## Data to use
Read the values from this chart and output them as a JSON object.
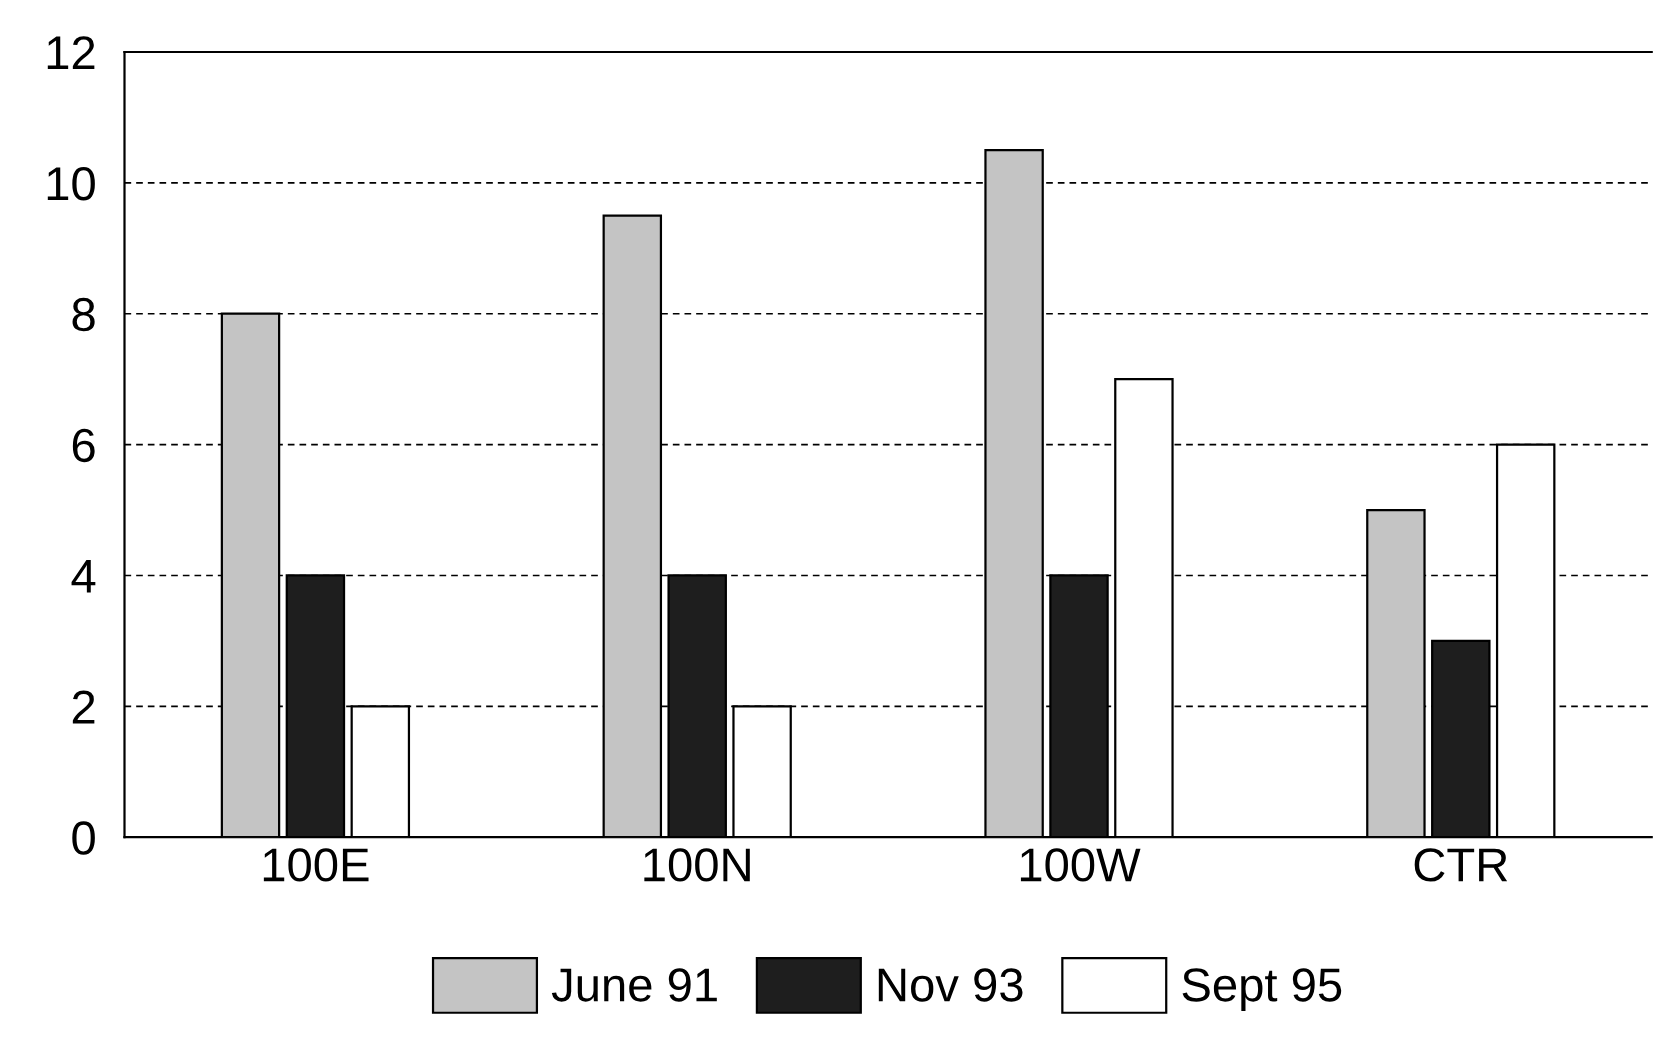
{
  "chart_data": {
    "type": "bar",
    "categories": [
      "100E",
      "100N",
      "100W",
      "CTR"
    ],
    "series": [
      {
        "name": "June 91",
        "color": "#c4c4c4",
        "values": [
          8,
          9.5,
          10.5,
          5
        ]
      },
      {
        "name": "Nov 93",
        "color": "#1e1e1e",
        "values": [
          4,
          4,
          4,
          3
        ]
      },
      {
        "name": "Sept 95",
        "color": "#ffffff",
        "values": [
          2,
          2,
          7,
          6
        ]
      }
    ],
    "ylim": [
      0,
      12
    ],
    "yticks": [
      0,
      2,
      4,
      6,
      8,
      10,
      12
    ],
    "grid": "y",
    "legend": "bottom"
  }
}
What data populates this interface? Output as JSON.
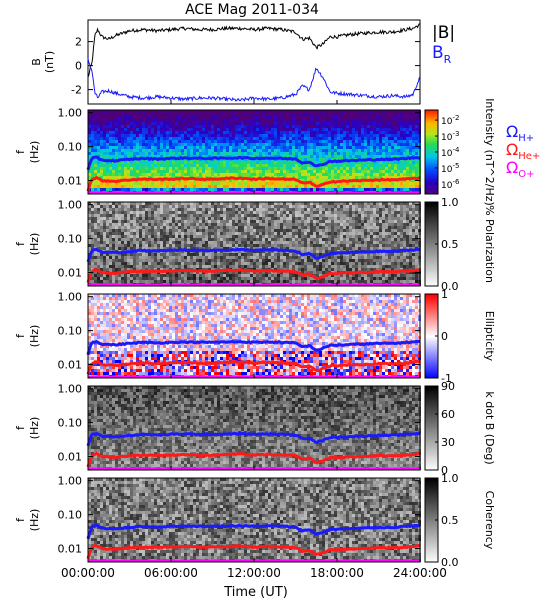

## What is required
Quote the data exactly, leaving every image out of the copy.

## Finished exercise
Read the values from this chart and output them as a JSON object.
{
  "chart_data": {
    "type": "bar",
    "categories": [
      "100E",
      "100N",
      "100W",
      "CTR"
    ],
    "series": [
      {
        "name": "June 91",
        "color": "#c4c4c4",
        "values": [
          8,
          9.5,
          10.5,
          5
        ]
      },
      {
        "name": "Nov 93",
        "color": "#1e1e1e",
        "values": [
          4,
          4,
          4,
          3
        ]
      },
      {
        "name": "Sept 95",
        "color": "#ffffff",
        "values": [
          2,
          2,
          7,
          6
        ]
      }
    ],
    "ylim": [
      0,
      12
    ],
    "yticks": [
      0,
      2,
      4,
      6,
      8,
      10,
      12
    ],
    "grid": "y",
    "legend": "bottom"
  }
}
What data populates this interface? Output as JSON.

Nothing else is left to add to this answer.